→ STATED EXERCISE 1: In the forum thread about choosing a fishing reel, where does the original poster fish for kings and spanish?
→ STATED EXERCISE 2: In the forum thread about choosing a fishing reel, what reasons does the reply from Ocean Master give for recommending the 706 over the Spinfisher V?

→ PAGE TEXT:
>> Start

# Penn 706z or spinfisher 7500? and why?



## flipper1 (Dec 2, 2013)

I'm 18 years old from Atlanta, GA. I've been fishing since i was about 9. I fish for kings and spanish at the Navarre pier. I plan on buying a new reel and can't decide whether i want to buy the Spinfisher v 7500 by Penn, or the 706z series by Penn. HELP ME DECIDE.


----------



## bamafan611 (Mar 1, 2010)

Penn 706 no question.


----------



## flipper1 (Dec 2, 2013)

706z v. 704z?


----------



## Hopin4aboat (Jul 5, 2009)

706z this year was my first year fishing a 706 I had been fishing 650ssm' s for a few years and I love the 706!


----------



## noodlez94 (Mar 27, 2013)

You can get a decent 706 or the older 706z cheaper then the new ones that just came out and I love the greenies a lot more for some reason but that what I would go with easy maintenance and and too maintain


----------



## pacecountryboy (Feb 27, 2012)

706 is the way to go


----------



## pompano67 (Oct 28, 2013)

I have them both,and have to say I prefer the 706..It comes down to which one you're more comfortable with. Myself I like my older 706's better than the newer ones.Best of luck and remember nothing beats your own research..


----------



## Ocean Master (May 20, 2008)

I would get the 706. The Spinfisher V is just too heavy and not needed for pier fishing. If you were surf fishing and pier fishing I would say the Spinfisher V.


----------



## fairpoint (May 9, 2013)

If you need to freespool any fish the manual bail is the only way to go....
If you don't know how to fish with one.....LEARN.....706Z....is the obvious choice IMO.....


----------



## MrFish49 (Jun 30, 2012)

706 or 704 whatever you can come by.


----------



## keperry1182 (Oct 6, 2010)

Guess Ill be the oddball. I say spinfisher V. Nothing wrong with the 706 but the spinfisher is a more versatile reel. Completely sealed and thats no joke. You can punish it and its gonna stay dry and sand free on the inside. The drag is top notch. Its made from solid materials and has a ton of awesome features. I understand the nostalgia of the 706, i love them too. However, if I was only gonna trust ONE reel, it would be the spinfisher. I have the V4500, V5500 and the V10500 for sharks and well just cause its cool. I took them apart recently for maintenance after a season of surf and kayak fishing and the factory greese looked brand new, not a single grain of sand. So if you want the hipster cool factor, and they are awesome reels too, go 706. If you want utility and versatility go spinfisher. Cant loose either way. JMO


----------



## weedline (Aug 20, 2011)

706 by far once u use a 706 or any manual real u will love it especialy for pier fishing u can free spool when u get a bite or when your jig is falling to a cobe they are overpriced these days but any noviice can fix them easy


----------

>> End

→ RECORDED INFORMATION:

>> Start

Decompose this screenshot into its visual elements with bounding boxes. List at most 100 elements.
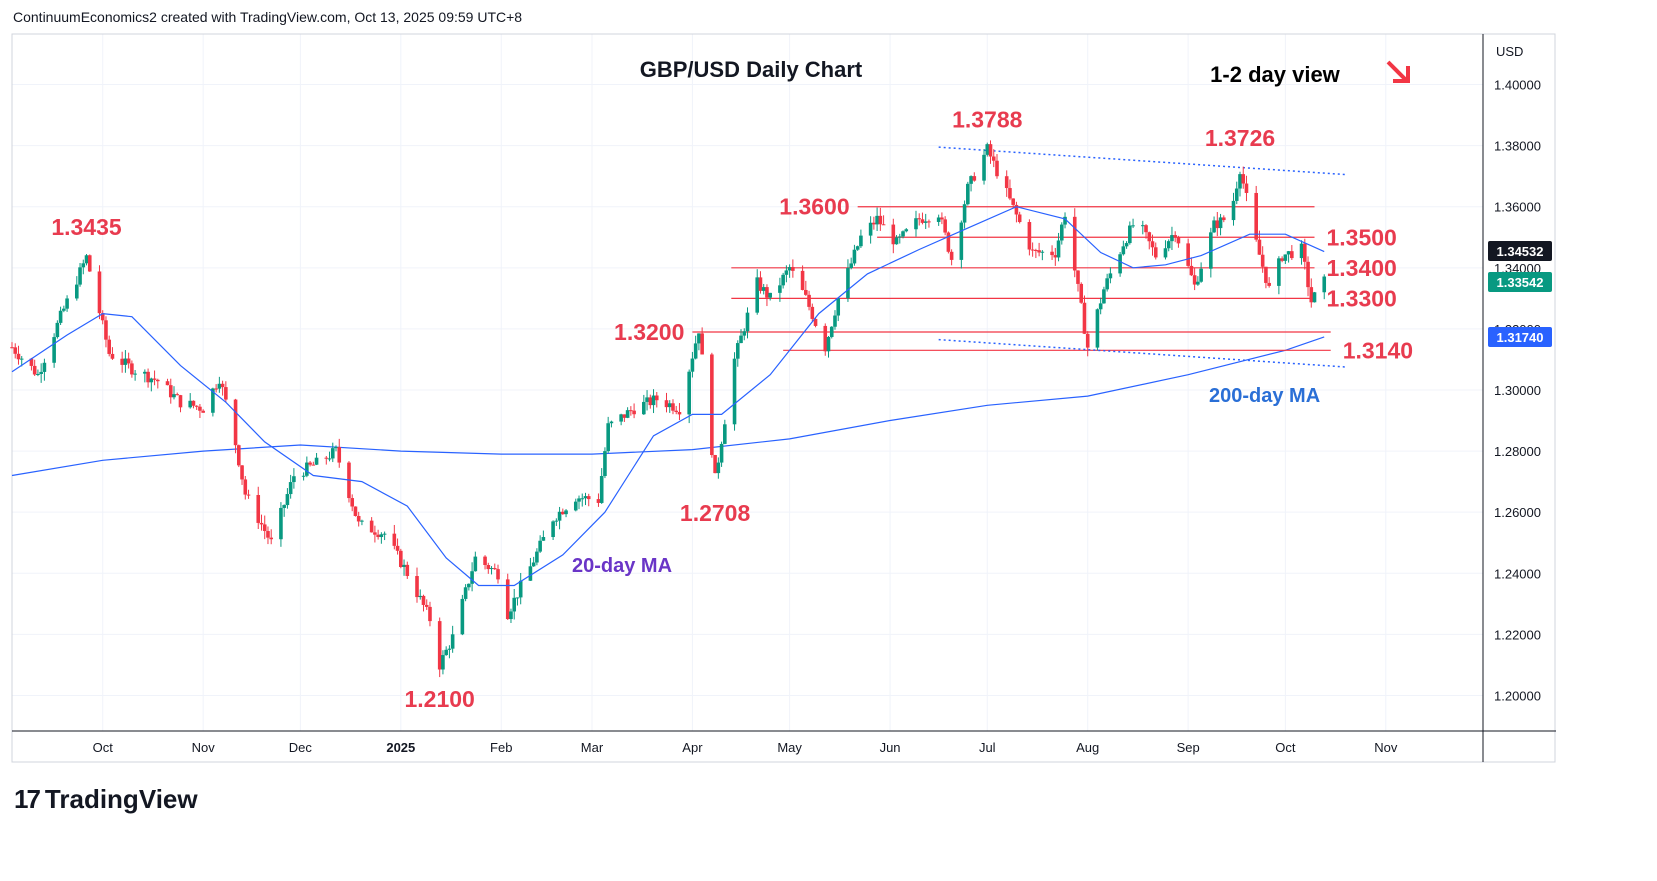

>> End

→ TASK SOLUTION 1: At the Navarre pier.

→ TASK SOLUTION 2: Ocean Master says the Spinfisher V is too heavy and is not needed for pier fishing. The Spinfisher V would be the pick only if the poster were surf fishing as well as pier fishing.